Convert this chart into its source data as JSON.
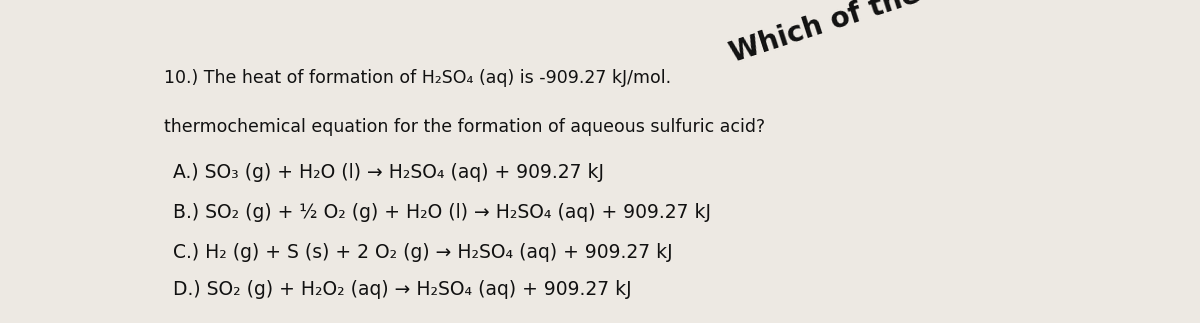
{
  "bg_color": "#ede9e3",
  "text_color": "#111111",
  "title_line1": "10.) The heat of formation of H₂SO₄ (aq) is -909.27 kJ/mol. Which of the following is the",
  "title_line1_plain": "10.) The heat of formation of H₂SO₄ (aq) is -909.27 kJ/mol.",
  "title_line1_bold": "Which of the following is the",
  "title_line2": "thermochemical equation for the formation of aqueous sulfuric acid?",
  "option_A": "A.) SO₃ (g) + H₂O (l) → H₂SO₄ (aq) + 909.27 kJ",
  "option_B": "B.) SO₂ (g) + ½ O₂ (g) + H₂O (l) → H₂SO₄ (aq) + 909.27 kJ",
  "option_C": "C.) H₂ (g) + S (s) + 2 O₂ (g) → H₂SO₄ (aq) + 909.27 kJ",
  "option_D": "D.) SO₂ (g) + H₂O₂ (aq) → H₂SO₄ (aq) + 909.27 kJ",
  "font_size_title": 12.5,
  "font_size_bold": 20,
  "font_size_options": 13.5,
  "fig_width": 12.0,
  "fig_height": 3.23
}
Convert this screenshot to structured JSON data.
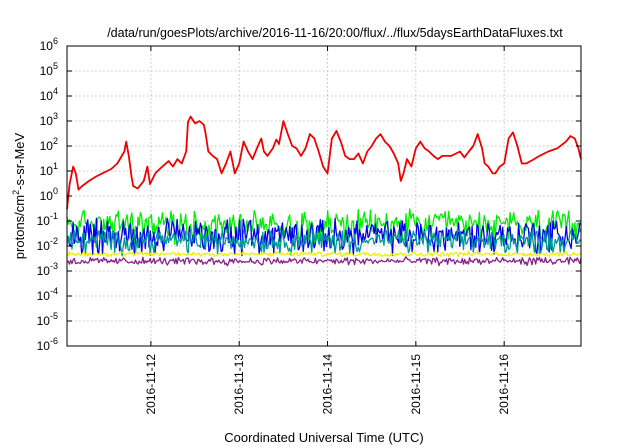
{
  "chart_data": {
    "type": "line",
    "title": "/data/run/goesPlots/archive/2016-11-16/20:00/flux/../flux/5daysEarthDataFluxes.txt",
    "xlabel": "Coordinated Universal Time (UTC)",
    "ylabel_main": "protons/cm",
    "ylabel_sup": "2",
    "ylabel_tail": "-s-sr-MeV",
    "y_scale": "log",
    "ylim_exponent": [
      -6,
      6
    ],
    "y_tick_exponents": [
      -6,
      -5,
      -4,
      -3,
      -2,
      -1,
      0,
      1,
      2,
      3,
      4,
      5,
      6
    ],
    "xlim_days": [
      11.05,
      16.87
    ],
    "x_ticks": [
      {
        "day": 12,
        "label": "2016-11-12"
      },
      {
        "day": 13,
        "label": "2016-11-13"
      },
      {
        "day": 14,
        "label": "2016-11-14"
      },
      {
        "day": 15,
        "label": "2016-11-15"
      },
      {
        "day": 16,
        "label": "2016-11-16"
      }
    ],
    "grid": true,
    "series": [
      {
        "color": "#ee0000",
        "points": [
          [
            11.05,
            0.3
          ],
          [
            11.08,
            3.0
          ],
          [
            11.12,
            15
          ],
          [
            11.15,
            8
          ],
          [
            11.18,
            1.8
          ],
          [
            11.22,
            2.5
          ],
          [
            11.3,
            4
          ],
          [
            11.38,
            6
          ],
          [
            11.45,
            8
          ],
          [
            11.55,
            12
          ],
          [
            11.62,
            20
          ],
          [
            11.7,
            60
          ],
          [
            11.72,
            150
          ],
          [
            11.75,
            40
          ],
          [
            11.78,
            6
          ],
          [
            11.8,
            2.5
          ],
          [
            11.85,
            2
          ],
          [
            11.92,
            4
          ],
          [
            11.96,
            15
          ],
          [
            11.99,
            3
          ],
          [
            12.05,
            8
          ],
          [
            12.1,
            12
          ],
          [
            12.2,
            25
          ],
          [
            12.25,
            15
          ],
          [
            12.3,
            30
          ],
          [
            12.35,
            20
          ],
          [
            12.4,
            60
          ],
          [
            12.42,
            900
          ],
          [
            12.45,
            1500
          ],
          [
            12.5,
            800
          ],
          [
            12.55,
            1000
          ],
          [
            12.6,
            700
          ],
          [
            12.62,
            300
          ],
          [
            12.65,
            60
          ],
          [
            12.7,
            40
          ],
          [
            12.75,
            30
          ],
          [
            12.8,
            8
          ],
          [
            12.85,
            20
          ],
          [
            12.9,
            60
          ],
          [
            12.95,
            8
          ],
          [
            13.0,
            20
          ],
          [
            13.05,
            150
          ],
          [
            13.1,
            60
          ],
          [
            13.15,
            30
          ],
          [
            13.2,
            80
          ],
          [
            13.25,
            200
          ],
          [
            13.28,
            60
          ],
          [
            13.32,
            40
          ],
          [
            13.38,
            80
          ],
          [
            13.42,
            180
          ],
          [
            13.45,
            120
          ],
          [
            13.5,
            1000
          ],
          [
            13.55,
            300
          ],
          [
            13.6,
            100
          ],
          [
            13.65,
            80
          ],
          [
            13.7,
            40
          ],
          [
            13.75,
            80
          ],
          [
            13.8,
            300
          ],
          [
            13.85,
            200
          ],
          [
            13.9,
            60
          ],
          [
            13.95,
            15
          ],
          [
            14.0,
            8
          ],
          [
            14.05,
            200
          ],
          [
            14.1,
            400
          ],
          [
            14.15,
            150
          ],
          [
            14.2,
            40
          ],
          [
            14.25,
            30
          ],
          [
            14.3,
            30
          ],
          [
            14.35,
            50
          ],
          [
            14.4,
            20
          ],
          [
            14.45,
            60
          ],
          [
            14.5,
            100
          ],
          [
            14.55,
            200
          ],
          [
            14.6,
            300
          ],
          [
            14.65,
            150
          ],
          [
            14.7,
            100
          ],
          [
            14.75,
            50
          ],
          [
            14.8,
            20
          ],
          [
            14.83,
            4
          ],
          [
            14.86,
            8
          ],
          [
            14.9,
            30
          ],
          [
            14.95,
            15
          ],
          [
            15.0,
            80
          ],
          [
            15.05,
            150
          ],
          [
            15.1,
            80
          ],
          [
            15.15,
            60
          ],
          [
            15.2,
            40
          ],
          [
            15.25,
            30
          ],
          [
            15.3,
            40
          ],
          [
            15.4,
            40
          ],
          [
            15.5,
            60
          ],
          [
            15.55,
            35
          ],
          [
            15.6,
            60
          ],
          [
            15.65,
            100
          ],
          [
            15.7,
            300
          ],
          [
            15.75,
            80
          ],
          [
            15.78,
            20
          ],
          [
            15.82,
            15
          ],
          [
            15.87,
            8
          ],
          [
            15.9,
            8
          ],
          [
            15.95,
            15
          ],
          [
            16.0,
            20
          ],
          [
            16.05,
            200
          ],
          [
            16.1,
            350
          ],
          [
            16.15,
            100
          ],
          [
            16.2,
            20
          ],
          [
            16.25,
            20
          ],
          [
            16.3,
            25
          ],
          [
            16.4,
            40
          ],
          [
            16.5,
            60
          ],
          [
            16.6,
            80
          ],
          [
            16.7,
            150
          ],
          [
            16.75,
            250
          ],
          [
            16.8,
            200
          ],
          [
            16.84,
            80
          ],
          [
            16.87,
            30
          ]
        ]
      },
      {
        "color": "#00ee00",
        "base": 0.08,
        "spread": 0.32
      },
      {
        "color": "#0000ee",
        "base": 0.03,
        "spread": 0.35
      },
      {
        "color": "#009999",
        "base": 0.018,
        "spread": 0.22
      },
      {
        "color": "#eeee00",
        "base": 0.0048,
        "spread": 0.05
      },
      {
        "color": "#882288",
        "base": 0.0025,
        "spread": 0.08
      }
    ]
  }
}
###
Exercise instructions: Scan the lines for the string "following". Copy out each line that matches.

Written response:
  "title_line1": "10.) The heat of formation of H₂SO₄ (aq) is -909.27 kJ/mol. Which of the following is the",
  "title_line1_bold": "Which of the following is the",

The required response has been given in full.